Exercise ::
Reproduce every line of the rows below, requests included, but multiply each bounding-box coordinate in the answers by 1.85 and round it to a whole number, with halves rounded up. Omit the pictures from your output.

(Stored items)
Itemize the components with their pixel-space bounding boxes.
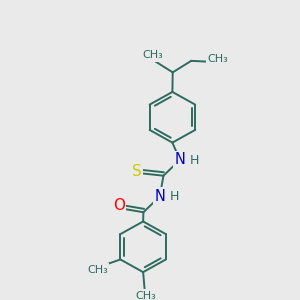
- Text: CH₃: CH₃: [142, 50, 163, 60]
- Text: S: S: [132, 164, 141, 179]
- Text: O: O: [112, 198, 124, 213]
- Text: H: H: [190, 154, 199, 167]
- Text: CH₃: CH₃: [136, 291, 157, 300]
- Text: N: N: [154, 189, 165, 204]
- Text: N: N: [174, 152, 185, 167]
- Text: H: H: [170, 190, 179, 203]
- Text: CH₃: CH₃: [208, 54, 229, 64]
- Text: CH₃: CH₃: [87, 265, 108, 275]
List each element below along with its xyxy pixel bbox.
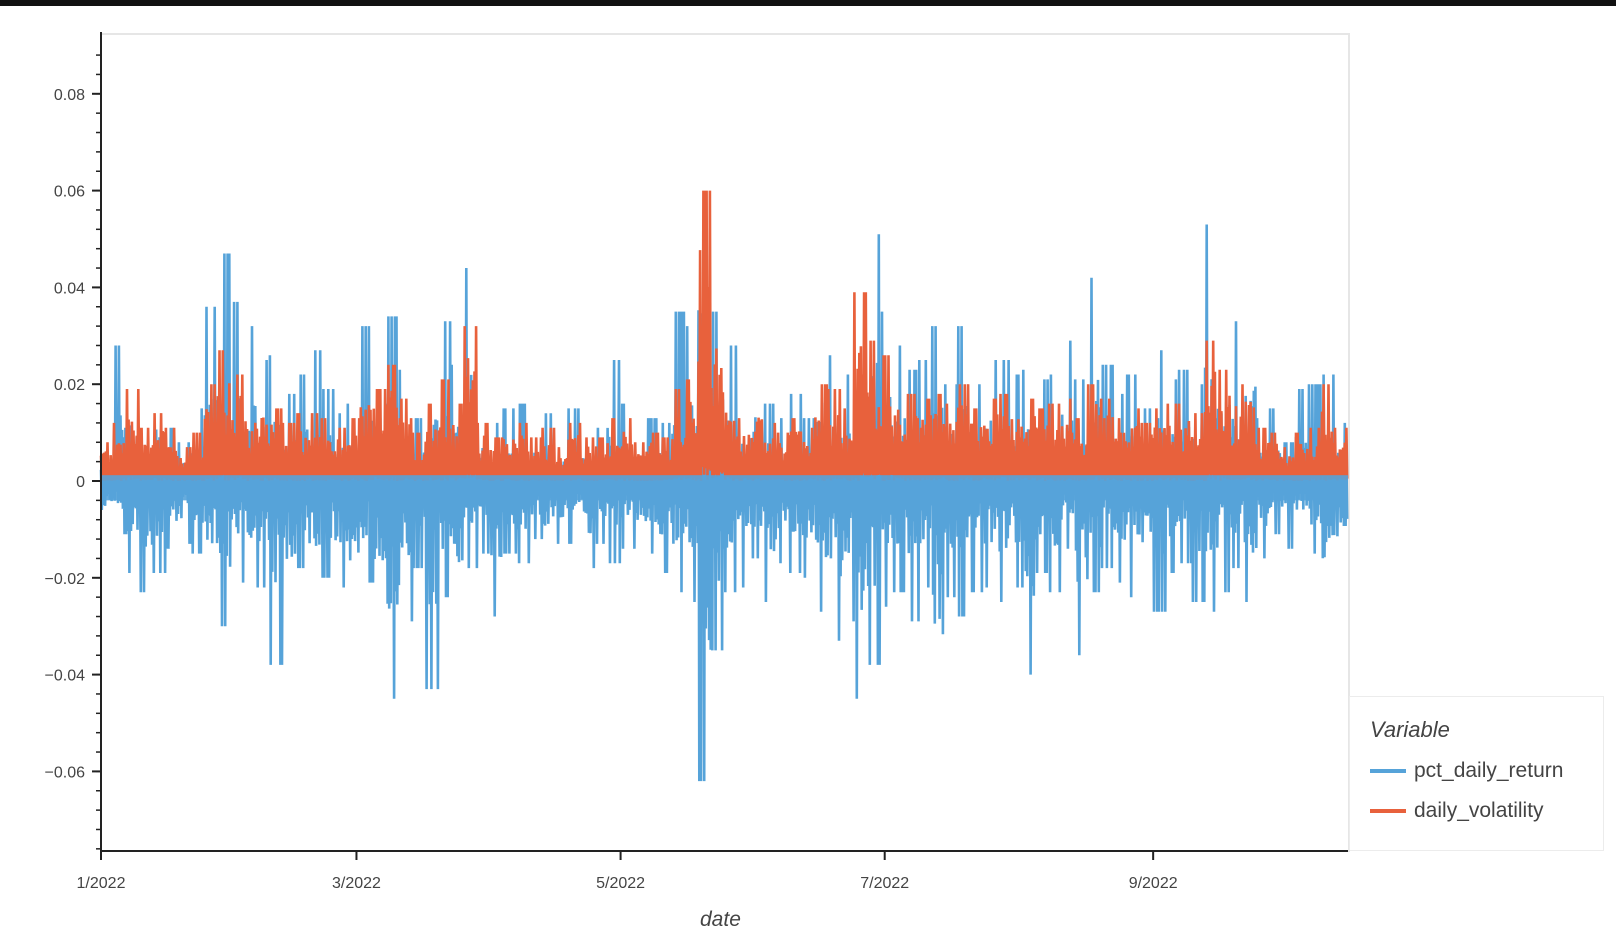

Result of this task ::
Itemize the components with their pixel-space bounding boxes.
- Text: CH₃: CH₃: [263, 93, 302, 111]
- Text: S: S: [244, 303, 261, 331]
- Text: O: O: [207, 366, 229, 394]
- Text: H: H: [352, 285, 368, 309]
- Text: CH₃: CH₃: [252, 538, 290, 555]
- Text: N: N: [285, 350, 305, 377]
- Text: N: N: [322, 281, 342, 309]
- Text: H: H: [315, 352, 331, 376]
- Text: CH₃: CH₃: [385, 100, 424, 118]
- Text: CH₃: CH₃: [161, 490, 200, 509]
List each element below along with its xyxy pixel bbox.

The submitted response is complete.